**JOB**
Copy all the data exactly, except the pictures.

**Extracted data entries**
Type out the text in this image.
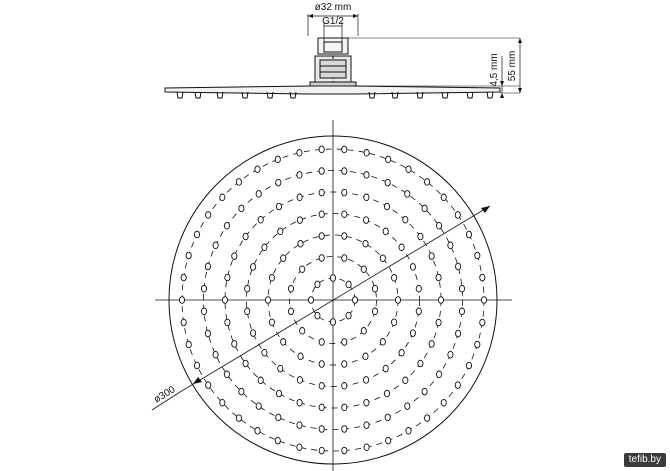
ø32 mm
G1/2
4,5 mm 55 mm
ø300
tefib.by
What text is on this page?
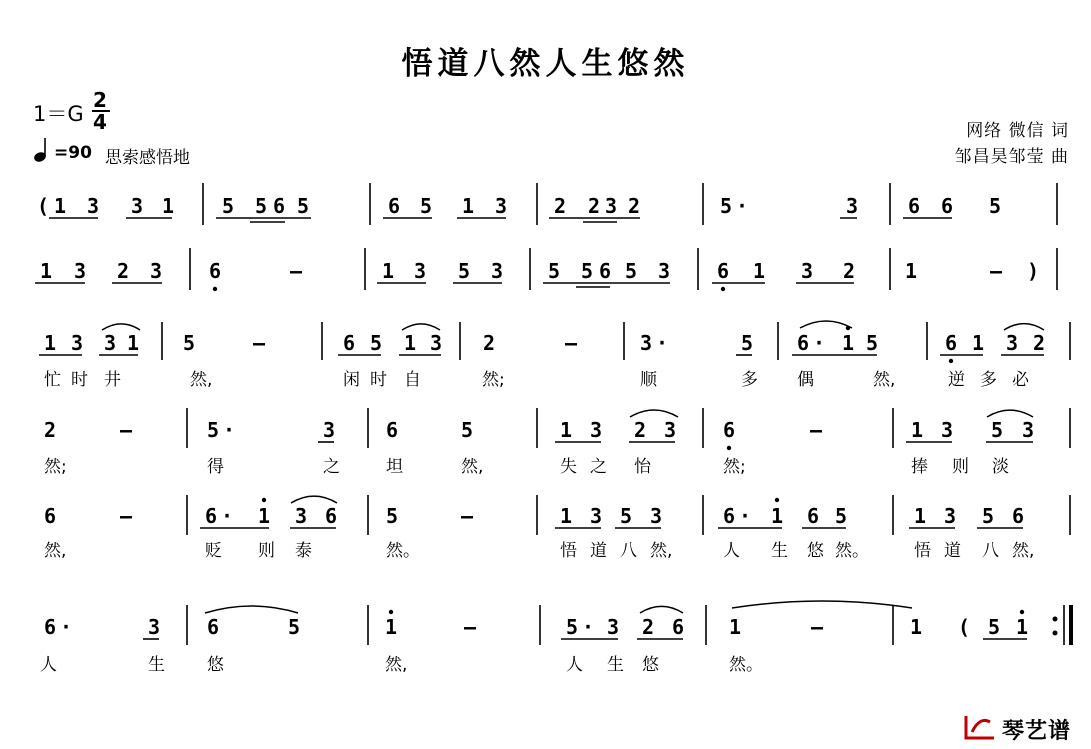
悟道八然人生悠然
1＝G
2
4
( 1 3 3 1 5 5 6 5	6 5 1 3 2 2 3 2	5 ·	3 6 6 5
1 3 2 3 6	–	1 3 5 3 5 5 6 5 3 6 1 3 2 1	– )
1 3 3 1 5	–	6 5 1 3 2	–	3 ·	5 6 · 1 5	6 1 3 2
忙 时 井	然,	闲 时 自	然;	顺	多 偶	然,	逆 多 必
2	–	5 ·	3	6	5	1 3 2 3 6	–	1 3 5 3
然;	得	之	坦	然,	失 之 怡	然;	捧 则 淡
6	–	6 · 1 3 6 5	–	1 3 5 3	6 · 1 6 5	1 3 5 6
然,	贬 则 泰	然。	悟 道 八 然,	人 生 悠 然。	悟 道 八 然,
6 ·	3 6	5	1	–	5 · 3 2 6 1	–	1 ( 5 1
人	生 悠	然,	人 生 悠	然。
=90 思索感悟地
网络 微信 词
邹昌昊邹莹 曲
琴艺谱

**OUTPUT FOR THIS EXERCISE**
Type out the text in this image.
ø32 mm
G1/2
4,5 mm 55 mm
ø300
tefib.by
What text is on this page?
悟道八然人生悠然
1＝G
2
4
( 1 3 3 1 5 5 6 5	6 5 1 3 2 2 3 2	5 ·	3 6 6 5
1 3 2 3 6	–	1 3 5 3 5 5 6 5 3 6 1 3 2 1	– )
1 3 3 1 5	–	6 5 1 3 2	–	3 ·	5 6 · 1 5	6 1 3 2
忙 时 井	然,	闲 时 自	然;	顺	多 偶	然,	逆 多 必
2	–	5 ·	3	6	5	1 3 2 3 6	–	1 3 5 3
然;	得	之	坦	然,	失 之 怡	然;	捧 则 淡
6	–	6 · 1 3 6 5	–	1 3 5 3	6 · 1 6 5	1 3 5 6
然,	贬 则 泰	然。	悟 道 八 然,	人 生 悠 然。	悟 道 八 然,
6 ·	3 6	5	1	–	5 · 3 2 6 1	–	1 ( 5 1
人	生 悠	然,	人 生 悠	然。
=90 思索感悟地
网络 微信 词
邹昌昊邹莹 曲
琴艺谱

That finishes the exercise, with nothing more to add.